= What you should do =
Every entry must be repeated exactly. Exclude all pictures.

= Records contained in a dataset =
——————

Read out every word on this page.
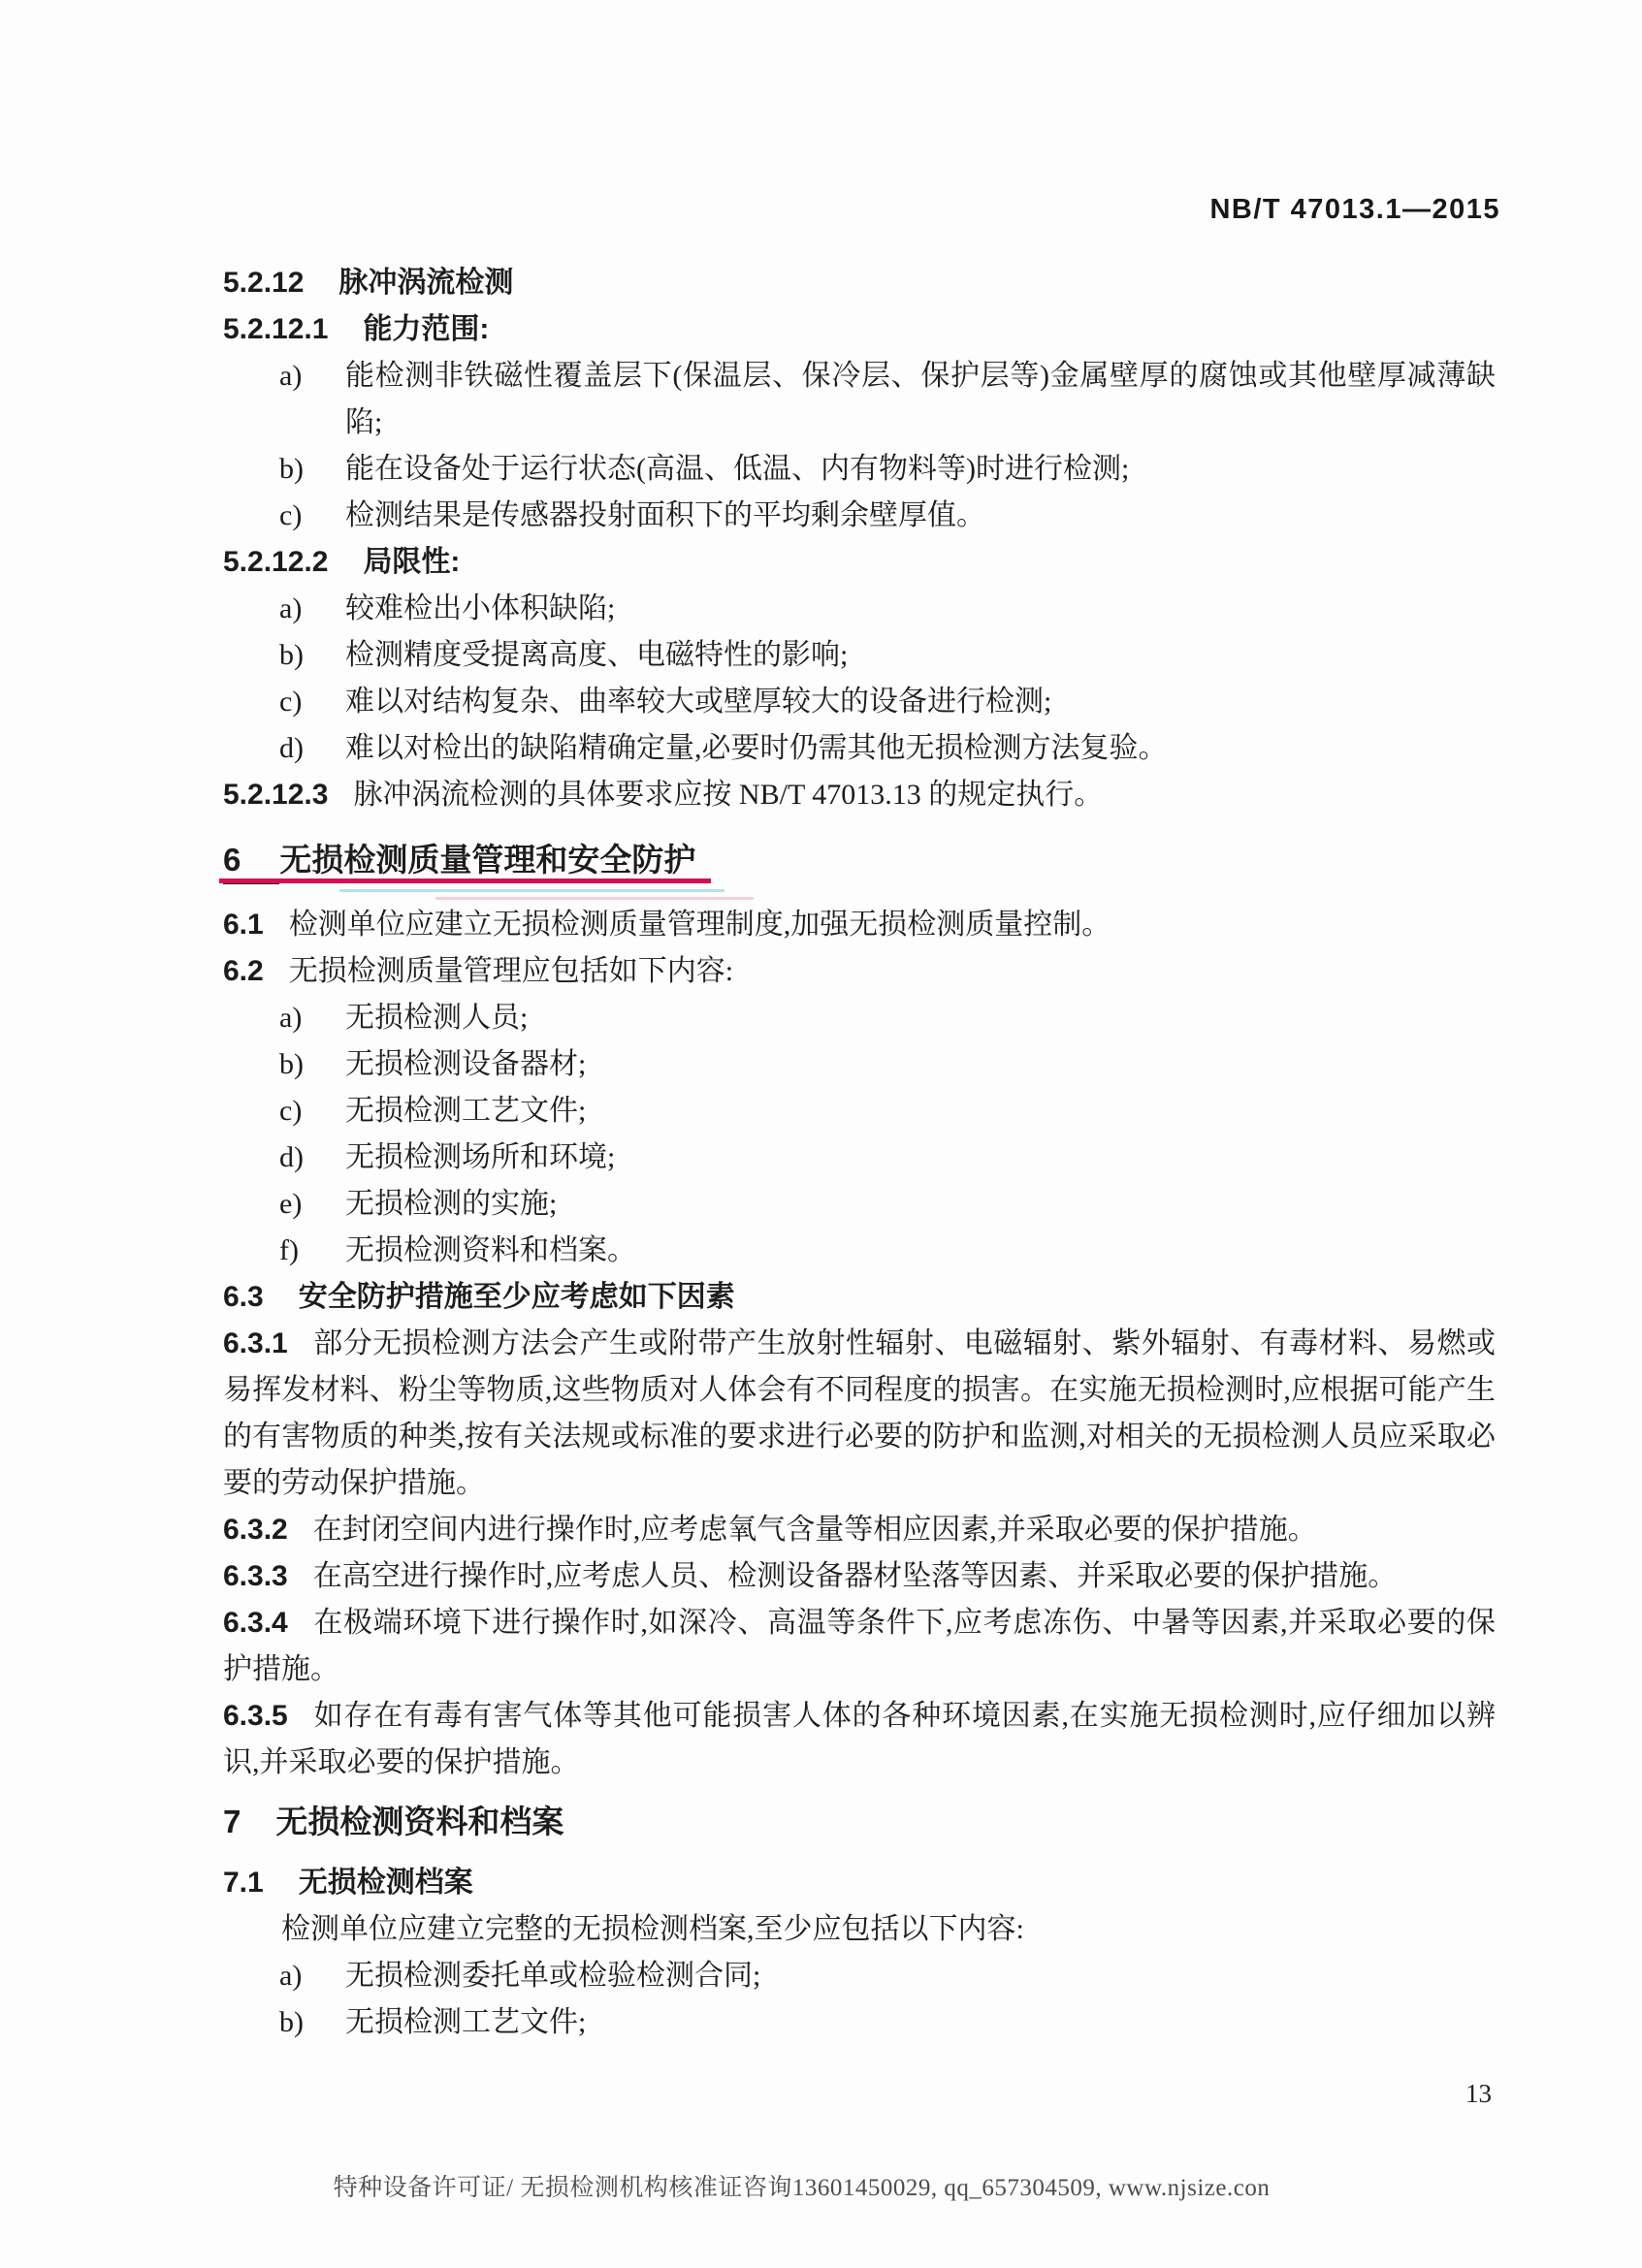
NB/T 47013.1—2015
5.2.12 脉冲涡流检测
5.2.12.1 能力范围:
a) 能检测非铁磁性覆盖层下(保温层、保冷层、保护层等)金属壁厚的腐蚀或其他壁厚减薄缺陷;
b) 能在设备处于运行状态(高温、低温、内有物料等)时进行检测;
c) 检测结果是传感器投射面积下的平均剩余壁厚值。
5.2.12.2 局限性:
a) 较难检出小体积缺陷;
b) 检测精度受提离高度、电磁特性的影响;
c) 难以对结构复杂、曲率较大或壁厚较大的设备进行检测;
d) 难以对检出的缺陷精确定量,必要时仍需其他无损检测方法复验。
5.2.12.3 脉冲涡流检测的具体要求应按 NB/T 47013.13 的规定执行。
6 无损检测质量管理和安全防护
6.1 检测单位应建立无损检测质量管理制度,加强无损检测质量控制。
6.2 无损检测质量管理应包括如下内容:
a) 无损检测人员;
b) 无损检测设备器材;
c) 无损检测工艺文件;
d) 无损检测场所和环境;
e) 无损检测的实施;
f) 无损检测资料和档案。
6.3 安全防护措施至少应考虑如下因素
6.3.1 部分无损检测方法会产生或附带产生放射性辐射、电磁辐射、紫外辐射、有毒材料、易燃或易挥发材料、粉尘等物质,这些物质对人体会有不同程度的损害。在实施无损检测时,应根据可能产生的有害物质的种类,按有关法规或标准的要求进行必要的防护和监测,对相关的无损检测人员应采取必要的劳动保护措施。
6.3.2 在封闭空间内进行操作时,应考虑氧气含量等相应因素,并采取必要的保护措施。
6.3.3 在高空进行操作时,应考虑人员、检测设备器材坠落等因素、并采取必要的保护措施。
6.3.4 在极端环境下进行操作时,如深冷、高温等条件下,应考虑冻伤、中暑等因素,并采取必要的保护措施。
6.3.5 如存在有毒有害气体等其他可能损害人体的各种环境因素,在实施无损检测时,应仔细加以辨识,并采取必要的保护措施。
7 无损检测资料和档案
7.1 无损检测档案
检测单位应建立完整的无损检测档案,至少应包括以下内容:
a) 无损检测委托单或检验检测合同;
b) 无损检测工艺文件;
13
特种设备许可证/ 无损检测机构核准证咨询13601450029, qq_657304509, www.njsize.con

——————

= Result for this task =
Read out every word on this page.
NB/T 47013.1—2015
5.2.12 脉冲涡流检测
5.2.12.1 能力范围:
a) 能检测非铁磁性覆盖层下(保温层、保冷层、保护层等)金属壁厚的腐蚀或其他壁厚减薄缺陷;
b) 能在设备处于运行状态(高温、低温、内有物料等)时进行检测;
c) 检测结果是传感器投射面积下的平均剩余壁厚值。
5.2.12.2 局限性:
a) 较难检出小体积缺陷;
b) 检测精度受提离高度、电磁特性的影响;
c) 难以对结构复杂、曲率较大或壁厚较大的设备进行检测;
d) 难以对检出的缺陷精确定量,必要时仍需其他无损检测方法复验。
5.2.12.3 脉冲涡流检测的具体要求应按 NB/T 47013.13 的规定执行。
6 无损检测质量管理和安全防护
6.1 检测单位应建立无损检测质量管理制度,加强无损检测质量控制。
6.2 无损检测质量管理应包括如下内容:
a) 无损检测人员;
b) 无损检测设备器材;
c) 无损检测工艺文件;
d) 无损检测场所和环境;
e) 无损检测的实施;
f) 无损检测资料和档案。
6.3 安全防护措施至少应考虑如下因素
6.3.1 部分无损检测方法会产生或附带产生放射性辐射、电磁辐射、紫外辐射、有毒材料、易燃或易挥发材料、粉尘等物质,这些物质对人体会有不同程度的损害。在实施无损检测时,应根据可能产生的有害物质的种类,按有关法规或标准的要求进行必要的防护和监测,对相关的无损检测人员应采取必要的劳动保护措施。
6.3.2 在封闭空间内进行操作时,应考虑氧气含量等相应因素,并采取必要的保护措施。
6.3.3 在高空进行操作时,应考虑人员、检测设备器材坠落等因素、并采取必要的保护措施。
6.3.4 在极端环境下进行操作时,如深冷、高温等条件下,应考虑冻伤、中暑等因素,并采取必要的保护措施。
6.3.5 如存在有毒有害气体等其他可能损害人体的各种环境因素,在实施无损检测时,应仔细加以辨识,并采取必要的保护措施。
7 无损检测资料和档案
7.1 无损检测档案
检测单位应建立完整的无损检测档案,至少应包括以下内容:
a) 无损检测委托单或检验检测合同;
b) 无损检测工艺文件;
13
特种设备许可证/ 无损检测机构核准证咨询13601450029, qq_657304509, www.njsize.con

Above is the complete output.